Instructions to follow » For this exercise, repeat all of the material verbatim apart from its images.

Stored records
================
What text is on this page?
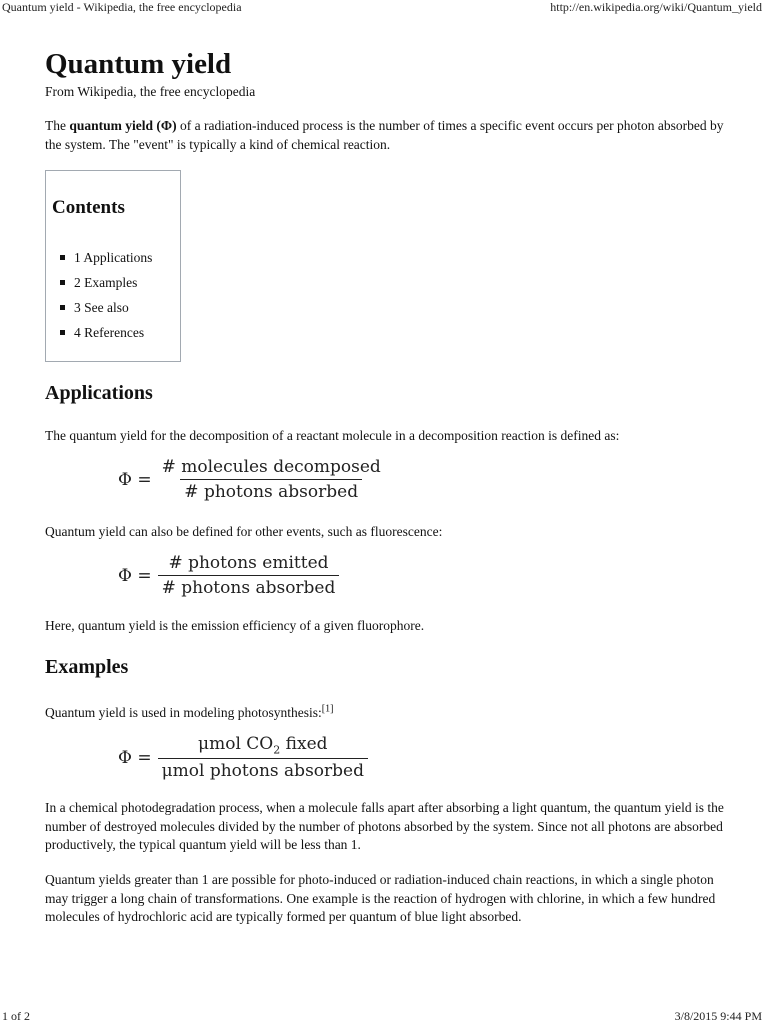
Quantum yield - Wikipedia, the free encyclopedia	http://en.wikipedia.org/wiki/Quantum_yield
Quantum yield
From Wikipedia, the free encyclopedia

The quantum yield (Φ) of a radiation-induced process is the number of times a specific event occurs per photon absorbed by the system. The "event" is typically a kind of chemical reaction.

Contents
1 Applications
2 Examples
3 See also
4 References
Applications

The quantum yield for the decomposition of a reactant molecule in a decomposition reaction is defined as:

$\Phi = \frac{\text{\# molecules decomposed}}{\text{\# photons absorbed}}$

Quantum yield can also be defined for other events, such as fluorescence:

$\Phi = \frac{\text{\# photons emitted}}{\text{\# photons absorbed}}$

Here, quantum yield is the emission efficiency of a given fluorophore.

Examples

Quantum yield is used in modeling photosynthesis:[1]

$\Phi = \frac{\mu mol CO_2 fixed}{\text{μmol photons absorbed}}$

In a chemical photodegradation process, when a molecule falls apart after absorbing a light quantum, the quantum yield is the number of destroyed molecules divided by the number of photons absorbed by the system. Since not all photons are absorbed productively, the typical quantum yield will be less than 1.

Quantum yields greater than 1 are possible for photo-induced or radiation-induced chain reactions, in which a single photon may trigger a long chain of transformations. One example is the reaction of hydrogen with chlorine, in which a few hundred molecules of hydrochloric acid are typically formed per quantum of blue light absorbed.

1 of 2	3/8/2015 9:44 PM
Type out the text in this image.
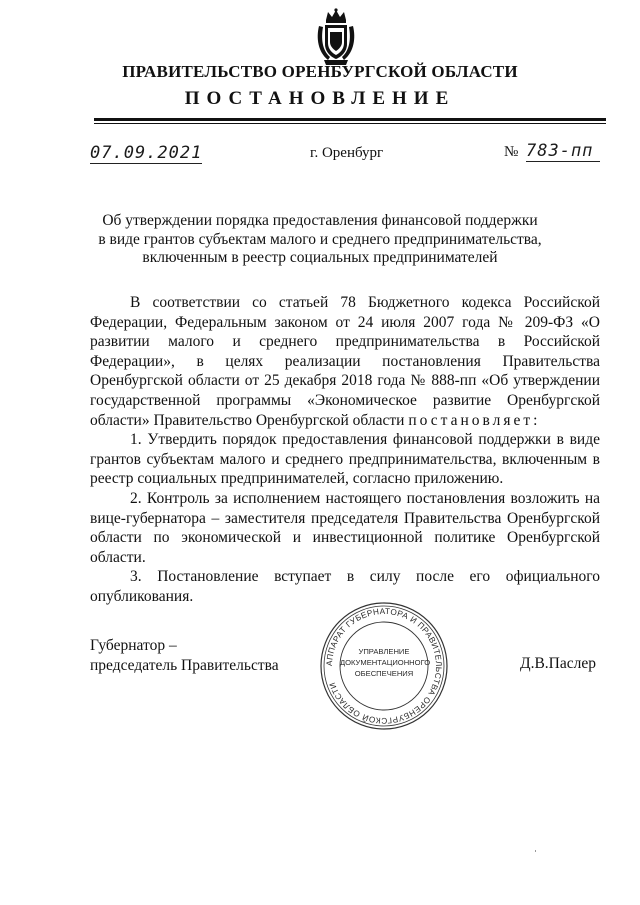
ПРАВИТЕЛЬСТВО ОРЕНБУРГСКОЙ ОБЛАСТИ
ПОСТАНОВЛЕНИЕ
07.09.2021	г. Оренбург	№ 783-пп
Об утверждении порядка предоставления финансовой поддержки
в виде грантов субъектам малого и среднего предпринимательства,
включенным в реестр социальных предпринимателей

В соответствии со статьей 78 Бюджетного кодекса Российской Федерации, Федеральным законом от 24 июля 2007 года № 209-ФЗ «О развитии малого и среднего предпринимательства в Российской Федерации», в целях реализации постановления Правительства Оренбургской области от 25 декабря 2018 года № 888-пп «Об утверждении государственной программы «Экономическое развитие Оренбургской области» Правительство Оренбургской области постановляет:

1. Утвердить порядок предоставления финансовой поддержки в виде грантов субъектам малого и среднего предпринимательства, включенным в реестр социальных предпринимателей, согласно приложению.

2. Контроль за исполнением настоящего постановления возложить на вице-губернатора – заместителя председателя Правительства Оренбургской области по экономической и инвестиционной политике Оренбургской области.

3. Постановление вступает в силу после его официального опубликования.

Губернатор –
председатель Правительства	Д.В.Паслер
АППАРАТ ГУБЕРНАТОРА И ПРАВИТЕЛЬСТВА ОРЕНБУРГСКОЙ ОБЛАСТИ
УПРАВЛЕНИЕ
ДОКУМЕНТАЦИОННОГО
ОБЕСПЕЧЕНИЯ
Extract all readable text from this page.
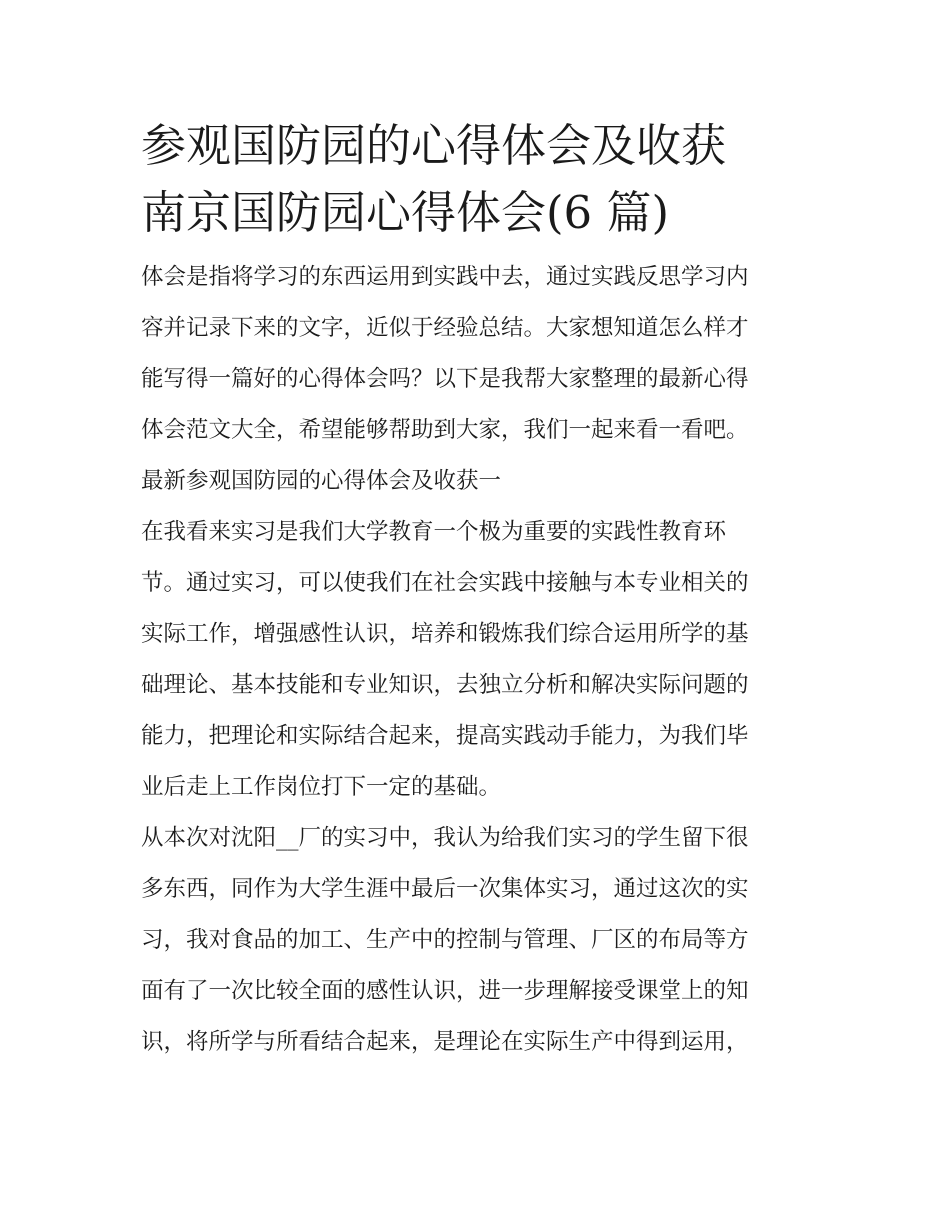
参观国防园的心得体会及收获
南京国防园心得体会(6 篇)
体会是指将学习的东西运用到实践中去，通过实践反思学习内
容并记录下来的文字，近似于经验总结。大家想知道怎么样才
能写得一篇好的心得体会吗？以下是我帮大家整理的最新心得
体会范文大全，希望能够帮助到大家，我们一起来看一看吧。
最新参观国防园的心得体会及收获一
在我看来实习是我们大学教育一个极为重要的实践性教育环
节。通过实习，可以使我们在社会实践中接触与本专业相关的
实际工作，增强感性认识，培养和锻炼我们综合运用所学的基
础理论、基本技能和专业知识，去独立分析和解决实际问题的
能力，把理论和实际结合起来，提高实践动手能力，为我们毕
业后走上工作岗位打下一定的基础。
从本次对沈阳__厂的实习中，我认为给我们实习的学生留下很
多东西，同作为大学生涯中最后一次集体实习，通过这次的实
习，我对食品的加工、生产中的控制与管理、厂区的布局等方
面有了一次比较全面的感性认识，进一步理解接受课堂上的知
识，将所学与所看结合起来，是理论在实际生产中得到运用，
================
Task output »
What text is on this page?
Quantum yield - Wikipedia, the free encyclopedia	http://en.wikipedia.org/wiki/Quantum_yield
Quantum yield
From Wikipedia, the free encyclopedia

The quantum yield (Φ) of a radiation-induced process is the number of times a specific event occurs per photon absorbed by the system. The "event" is typically a kind of chemical reaction.

Contents
1 Applications
2 Examples
3 See also
4 References
Applications

The quantum yield for the decomposition of a reactant molecule in a decomposition reaction is defined as:

$\Phi = \frac{\text{\# molecules decomposed}}{\text{\# photons absorbed}}$

Quantum yield can also be defined for other events, such as fluorescence:

$\Phi = \frac{\text{\# photons emitted}}{\text{\# photons absorbed}}$

Here, quantum yield is the emission efficiency of a given fluorophore.

Examples

Quantum yield is used in modeling photosynthesis:[1]

$\Phi = \frac{\mu mol CO_2 fixed}{\text{μmol photons absorbed}}$

In a chemical photodegradation process, when a molecule falls apart after absorbing a light quantum, the quantum yield is the number of destroyed molecules divided by the number of photons absorbed by the system. Since not all photons are absorbed productively, the typical quantum yield will be less than 1.

Quantum yields greater than 1 are possible for photo-induced or radiation-induced chain reactions, in which a single photon may trigger a long chain of transformations. One example is the reaction of hydrogen with chlorine, in which a few hundred molecules of hydrochloric acid are typically formed per quantum of blue light absorbed.

1 of 2	3/8/2015 9:44 PM
Type out the text in this image.
ПРАВИТЕЛЬСТВО ОРЕНБУРГСКОЙ ОБЛАСТИ
ПОСТАНОВЛЕНИЕ
07.09.2021	г. Оренбург	№ 783-пп
Об утверждении порядка предоставления финансовой поддержки
в виде грантов субъектам малого и среднего предпринимательства,
включенным в реестр социальных предпринимателей

В соответствии со статьей 78 Бюджетного кодекса Российской Федерации, Федеральным законом от 24 июля 2007 года № 209-ФЗ «О развитии малого и среднего предпринимательства в Российской Федерации», в целях реализации постановления Правительства Оренбургской области от 25 декабря 2018 года № 888-пп «Об утверждении государственной программы «Экономическое развитие Оренбургской области» Правительство Оренбургской области постановляет:

1. Утвердить порядок предоставления финансовой поддержки в виде грантов субъектам малого и среднего предпринимательства, включенным в реестр социальных предпринимателей, согласно приложению.

2. Контроль за исполнением настоящего постановления возложить на вице-губернатора – заместителя председателя Правительства Оренбургской области по экономической и инвестиционной политике Оренбургской области.

3. Постановление вступает в силу после его официального опубликования.

Губернатор –
председатель Правительства	Д.В.Паслер
АППАРАТ ГУБЕРНАТОРА И ПРАВИТЕЛЬСТВА ОРЕНБУРГСКОЙ ОБЛАСТИ
УПРАВЛЕНИЕ
ДОКУМЕНТАЦИОННОГО
ОБЕСПЕЧЕНИЯ
Extract all readable text from this page.
参观国防园的心得体会及收获
南京国防园心得体会(6 篇)
体会是指将学习的东西运用到实践中去，通过实践反思学习内
容并记录下来的文字，近似于经验总结。大家想知道怎么样才
能写得一篇好的心得体会吗？以下是我帮大家整理的最新心得
体会范文大全，希望能够帮助到大家，我们一起来看一看吧。
最新参观国防园的心得体会及收获一
在我看来实习是我们大学教育一个极为重要的实践性教育环
节。通过实习，可以使我们在社会实践中接触与本专业相关的
实际工作，增强感性认识，培养和锻炼我们综合运用所学的基
础理论、基本技能和专业知识，去独立分析和解决实际问题的
能力，把理论和实际结合起来，提高实践动手能力，为我们毕
业后走上工作岗位打下一定的基础。
从本次对沈阳__厂的实习中，我认为给我们实习的学生留下很
多东西，同作为大学生涯中最后一次集体实习，通过这次的实
习，我对食品的加工、生产中的控制与管理、厂区的布局等方
面有了一次比较全面的感性认识，进一步理解接受课堂上的知
识，将所学与所看结合起来，是理论在实际生产中得到运用，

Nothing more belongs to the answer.